What is needed:
The answer must be the full listing, repeated exactly.
Input material START
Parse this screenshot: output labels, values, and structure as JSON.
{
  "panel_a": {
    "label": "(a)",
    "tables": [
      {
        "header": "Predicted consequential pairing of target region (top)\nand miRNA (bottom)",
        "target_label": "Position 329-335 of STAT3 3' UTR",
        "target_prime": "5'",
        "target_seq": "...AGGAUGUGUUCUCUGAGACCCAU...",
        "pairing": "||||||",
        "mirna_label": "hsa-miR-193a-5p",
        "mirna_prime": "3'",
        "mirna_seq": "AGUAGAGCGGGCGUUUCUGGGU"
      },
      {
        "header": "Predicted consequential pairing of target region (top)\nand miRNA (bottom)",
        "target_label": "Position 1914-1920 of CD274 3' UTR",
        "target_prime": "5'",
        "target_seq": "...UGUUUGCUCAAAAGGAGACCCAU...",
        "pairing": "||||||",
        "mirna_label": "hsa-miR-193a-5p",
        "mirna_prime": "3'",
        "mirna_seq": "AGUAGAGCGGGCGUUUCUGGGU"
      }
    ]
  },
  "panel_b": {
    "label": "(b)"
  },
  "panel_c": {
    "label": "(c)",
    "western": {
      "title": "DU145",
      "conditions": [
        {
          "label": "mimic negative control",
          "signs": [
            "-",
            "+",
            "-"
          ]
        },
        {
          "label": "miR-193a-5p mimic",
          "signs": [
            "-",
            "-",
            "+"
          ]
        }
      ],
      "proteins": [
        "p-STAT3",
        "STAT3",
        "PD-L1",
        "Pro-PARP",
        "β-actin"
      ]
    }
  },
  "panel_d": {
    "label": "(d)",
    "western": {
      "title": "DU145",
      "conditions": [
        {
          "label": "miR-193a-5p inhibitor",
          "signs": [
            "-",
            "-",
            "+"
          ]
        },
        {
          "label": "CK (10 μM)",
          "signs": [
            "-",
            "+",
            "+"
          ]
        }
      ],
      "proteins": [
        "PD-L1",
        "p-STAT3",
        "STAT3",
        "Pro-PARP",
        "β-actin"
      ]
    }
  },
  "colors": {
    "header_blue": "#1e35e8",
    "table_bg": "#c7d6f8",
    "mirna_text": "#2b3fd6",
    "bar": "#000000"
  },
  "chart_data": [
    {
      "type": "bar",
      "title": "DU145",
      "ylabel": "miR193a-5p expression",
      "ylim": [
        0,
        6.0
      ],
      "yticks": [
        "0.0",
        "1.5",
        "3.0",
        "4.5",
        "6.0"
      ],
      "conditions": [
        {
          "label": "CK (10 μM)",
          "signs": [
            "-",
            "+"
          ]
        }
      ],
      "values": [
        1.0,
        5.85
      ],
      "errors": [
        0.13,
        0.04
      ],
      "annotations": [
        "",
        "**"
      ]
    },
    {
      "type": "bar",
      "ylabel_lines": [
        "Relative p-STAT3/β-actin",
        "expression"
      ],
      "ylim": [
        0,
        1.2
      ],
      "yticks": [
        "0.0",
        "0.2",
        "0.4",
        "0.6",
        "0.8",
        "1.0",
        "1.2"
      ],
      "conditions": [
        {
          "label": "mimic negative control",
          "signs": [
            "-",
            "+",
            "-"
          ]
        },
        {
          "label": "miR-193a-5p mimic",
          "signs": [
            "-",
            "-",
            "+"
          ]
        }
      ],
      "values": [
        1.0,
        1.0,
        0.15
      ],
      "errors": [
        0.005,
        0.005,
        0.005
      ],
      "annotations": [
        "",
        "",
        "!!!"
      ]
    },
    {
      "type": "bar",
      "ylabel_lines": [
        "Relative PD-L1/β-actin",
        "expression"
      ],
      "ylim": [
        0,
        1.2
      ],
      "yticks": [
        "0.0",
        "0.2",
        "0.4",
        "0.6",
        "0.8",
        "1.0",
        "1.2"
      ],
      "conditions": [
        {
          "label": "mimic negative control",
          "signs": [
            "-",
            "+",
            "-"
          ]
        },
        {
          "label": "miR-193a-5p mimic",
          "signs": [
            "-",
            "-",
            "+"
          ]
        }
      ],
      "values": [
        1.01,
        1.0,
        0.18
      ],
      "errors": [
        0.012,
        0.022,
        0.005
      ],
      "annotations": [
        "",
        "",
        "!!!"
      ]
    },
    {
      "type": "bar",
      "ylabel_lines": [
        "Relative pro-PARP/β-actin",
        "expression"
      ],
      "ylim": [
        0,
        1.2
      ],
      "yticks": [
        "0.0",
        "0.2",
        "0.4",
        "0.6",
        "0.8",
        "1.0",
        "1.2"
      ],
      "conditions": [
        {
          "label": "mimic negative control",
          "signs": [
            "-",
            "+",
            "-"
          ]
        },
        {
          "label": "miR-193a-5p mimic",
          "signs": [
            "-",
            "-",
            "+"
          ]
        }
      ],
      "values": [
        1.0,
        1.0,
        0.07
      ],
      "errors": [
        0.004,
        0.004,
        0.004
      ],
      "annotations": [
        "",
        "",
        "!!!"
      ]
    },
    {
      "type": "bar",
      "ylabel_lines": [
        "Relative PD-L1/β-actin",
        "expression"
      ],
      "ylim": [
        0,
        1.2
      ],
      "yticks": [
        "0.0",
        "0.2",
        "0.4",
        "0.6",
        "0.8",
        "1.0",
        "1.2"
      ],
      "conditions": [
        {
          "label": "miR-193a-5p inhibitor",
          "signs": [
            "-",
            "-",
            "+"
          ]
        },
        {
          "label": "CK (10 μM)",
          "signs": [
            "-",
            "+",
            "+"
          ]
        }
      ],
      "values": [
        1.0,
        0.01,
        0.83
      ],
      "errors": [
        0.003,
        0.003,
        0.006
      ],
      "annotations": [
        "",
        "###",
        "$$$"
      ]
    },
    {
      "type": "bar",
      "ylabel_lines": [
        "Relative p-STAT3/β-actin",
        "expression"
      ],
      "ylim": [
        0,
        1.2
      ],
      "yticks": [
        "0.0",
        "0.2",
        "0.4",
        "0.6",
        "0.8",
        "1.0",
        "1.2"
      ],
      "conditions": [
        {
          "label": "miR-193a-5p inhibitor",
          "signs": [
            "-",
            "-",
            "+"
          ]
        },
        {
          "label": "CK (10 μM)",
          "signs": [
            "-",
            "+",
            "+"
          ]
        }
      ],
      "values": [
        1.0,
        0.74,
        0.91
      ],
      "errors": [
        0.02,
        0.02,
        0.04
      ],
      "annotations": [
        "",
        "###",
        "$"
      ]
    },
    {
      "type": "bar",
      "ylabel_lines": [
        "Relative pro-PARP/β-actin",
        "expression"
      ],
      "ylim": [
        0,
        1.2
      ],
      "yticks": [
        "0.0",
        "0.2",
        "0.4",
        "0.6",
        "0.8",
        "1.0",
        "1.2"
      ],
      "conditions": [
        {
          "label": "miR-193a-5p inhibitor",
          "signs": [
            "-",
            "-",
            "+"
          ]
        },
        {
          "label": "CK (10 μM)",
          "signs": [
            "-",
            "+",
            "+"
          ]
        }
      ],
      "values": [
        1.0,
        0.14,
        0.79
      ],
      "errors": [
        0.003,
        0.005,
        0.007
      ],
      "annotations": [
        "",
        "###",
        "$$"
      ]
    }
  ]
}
Input material END
Solved problem:
Parse this screenshot: output labels, values, and structure as JSON.
{
  "panel_a": {
    "label": "(a)",
    "tables": [
      {
        "header": "Predicted consequential pairing of target region (top)\nand miRNA (bottom)",
        "target_label": "Position 329-335 of STAT3 3' UTR",
        "target_prime": "5'",
        "target_seq": "...AGGAUGUGUUCUCUGAGACCCAU...",
        "pairing": "||||||",
        "mirna_label": "hsa-miR-193a-5p",
        "mirna_prime": "3'",
        "mirna_seq": "AGUAGAGCGGGCGUUUCUGGGU"
      },
      {
        "header": "Predicted consequential pairing of target region (top)\nand miRNA (bottom)",
        "target_label": "Position 1914-1920 of CD274 3' UTR",
        "target_prime": "5'",
        "target_seq": "...UGUUUGCUCAAAAGGAGACCCAU...",
        "pairing": "||||||",
        "mirna_label": "hsa-miR-193a-5p",
        "mirna_prime": "3'",
        "mirna_seq": "AGUAGAGCGGGCGUUUCUGGGU"
      }
    ]
  },
  "panel_b": {
    "label": "(b)"
  },
  "panel_c": {
    "label": "(c)",
    "western": {
      "title": "DU145",
      "conditions": [
        {
          "label": "mimic negative control",
          "signs": [
            "-",
            "+",
            "-"
          ]
        },
        {
          "label": "miR-193a-5p mimic",
          "signs": [
            "-",
            "-",
            "+"
          ]
        }
      ],
      "proteins": [
        "p-STAT3",
        "STAT3",
        "PD-L1",
        "Pro-PARP",
        "β-actin"
      ]
    }
  },
  "panel_d": {
    "label": "(d)",
    "western": {
      "title": "DU145",
      "conditions": [
        {
          "label": "miR-193a-5p inhibitor",
          "signs": [
            "-",
            "-",
            "+"
          ]
        },
        {
          "label": "CK (10 μM)",
          "signs": [
            "-",
            "+",
            "+"
          ]
        }
      ],
      "proteins": [
        "PD-L1",
        "p-STAT3",
        "STAT3",
        "Pro-PARP",
        "β-actin"
      ]
    }
  },
  "colors": {
    "header_blue": "#1e35e8",
    "table_bg": "#c7d6f8",
    "mirna_text": "#2b3fd6",
    "bar": "#000000"
  },
  "chart_data": [
    {
      "type": "bar",
      "title": "DU145",
      "ylabel": "miR193a-5p expression",
      "ylim": [
        0,
        6.0
      ],
      "yticks": [
        "0.0",
        "1.5",
        "3.0",
        "4.5",
        "6.0"
      ],
      "conditions": [
        {
          "label": "CK (10 μM)",
          "signs": [
            "-",
            "+"
          ]
        }
      ],
      "values": [
        1.0,
        5.85
      ],
      "errors": [
        0.13,
        0.04
      ],
      "annotations": [
        "",
        "**"
      ]
    },
    {
      "type": "bar",
      "ylabel_lines": [
        "Relative p-STAT3/β-actin",
        "expression"
      ],
      "ylim": [
        0,
        1.2
      ],
      "yticks": [
        "0.0",
        "0.2",
        "0.4",
        "0.6",
        "0.8",
        "1.0",
        "1.2"
      ],
      "conditions": [
        {
          "label": "mimic negative control",
          "signs": [
            "-",
            "+",
            "-"
          ]
        },
        {
          "label": "miR-193a-5p mimic",
          "signs": [
            "-",
            "-",
            "+"
          ]
        }
      ],
      "values": [
        1.0,
        1.0,
        0.15
      ],
      "errors": [
        0.005,
        0.005,
        0.005
      ],
      "annotations": [
        "",
        "",
        "!!!"
      ]
    },
    {
      "type": "bar",
      "ylabel_lines": [
        "Relative PD-L1/β-actin",
        "expression"
      ],
      "ylim": [
        0,
        1.2
      ],
      "yticks": [
        "0.0",
        "0.2",
        "0.4",
        "0.6",
        "0.8",
        "1.0",
        "1.2"
      ],
      "conditions": [
        {
          "label": "mimic negative control",
          "signs": [
            "-",
            "+",
            "-"
          ]
        },
        {
          "label": "miR-193a-5p mimic",
          "signs": [
            "-",
            "-",
            "+"
          ]
        }
      ],
      "values": [
        1.01,
        1.0,
        0.18
      ],
      "errors": [
        0.012,
        0.022,
        0.005
      ],
      "annotations": [
        "",
        "",
        "!!!"
      ]
    },
    {
      "type": "bar",
      "ylabel_lines": [
        "Relative pro-PARP/β-actin",
        "expression"
      ],
      "ylim": [
        0,
        1.2
      ],
      "yticks": [
        "0.0",
        "0.2",
        "0.4",
        "0.6",
        "0.8",
        "1.0",
        "1.2"
      ],
      "conditions": [
        {
          "label": "mimic negative control",
          "signs": [
            "-",
            "+",
            "-"
          ]
        },
        {
          "label": "miR-193a-5p mimic",
          "signs": [
            "-",
            "-",
            "+"
          ]
        }
      ],
      "values": [
        1.0,
        1.0,
        0.07
      ],
      "errors": [
        0.004,
        0.004,
        0.004
      ],
      "annotations": [
        "",
        "",
        "!!!"
      ]
    },
    {
      "type": "bar",
      "ylabel_lines": [
        "Relative PD-L1/β-actin",
        "expression"
      ],
      "ylim": [
        0,
        1.2
      ],
      "yticks": [
        "0.0",
        "0.2",
        "0.4",
        "0.6",
        "0.8",
        "1.0",
        "1.2"
      ],
      "conditions": [
        {
          "label": "miR-193a-5p inhibitor",
          "signs": [
            "-",
            "-",
            "+"
          ]
        },
        {
          "label": "CK (10 μM)",
          "signs": [
            "-",
            "+",
            "+"
          ]
        }
      ],
      "values": [
        1.0,
        0.01,
        0.83
      ],
      "errors": [
        0.003,
        0.003,
        0.006
      ],
      "annotations": [
        "",
        "###",
        "$$$"
      ]
    },
    {
      "type": "bar",
      "ylabel_lines": [
        "Relative p-STAT3/β-actin",
        "expression"
      ],
      "ylim": [
        0,
        1.2
      ],
      "yticks": [
        "0.0",
        "0.2",
        "0.4",
        "0.6",
        "0.8",
        "1.0",
        "1.2"
      ],
      "conditions": [
        {
          "label": "miR-193a-5p inhibitor",
          "signs": [
            "-",
            "-",
            "+"
          ]
        },
        {
          "label": "CK (10 μM)",
          "signs": [
            "-",
            "+",
            "+"
          ]
        }
      ],
      "values": [
        1.0,
        0.74,
        0.91
      ],
      "errors": [
        0.02,
        0.02,
        0.04
      ],
      "annotations": [
        "",
        "###",
        "$"
      ]
    },
    {
      "type": "bar",
      "ylabel_lines": [
        "Relative pro-PARP/β-actin",
        "expression"
      ],
      "ylim": [
        0,
        1.2
      ],
      "yticks": [
        "0.0",
        "0.2",
        "0.4",
        "0.6",
        "0.8",
        "1.0",
        "1.2"
      ],
      "conditions": [
        {
          "label": "miR-193a-5p inhibitor",
          "signs": [
            "-",
            "-",
            "+"
          ]
        },
        {
          "label": "CK (10 μM)",
          "signs": [
            "-",
            "+",
            "+"
          ]
        }
      ],
      "values": [
        1.0,
        0.14,
        0.79
      ],
      "errors": [
        0.003,
        0.005,
        0.007
      ],
      "annotations": [
        "",
        "###",
        "$$"
      ]
    }
  ]
}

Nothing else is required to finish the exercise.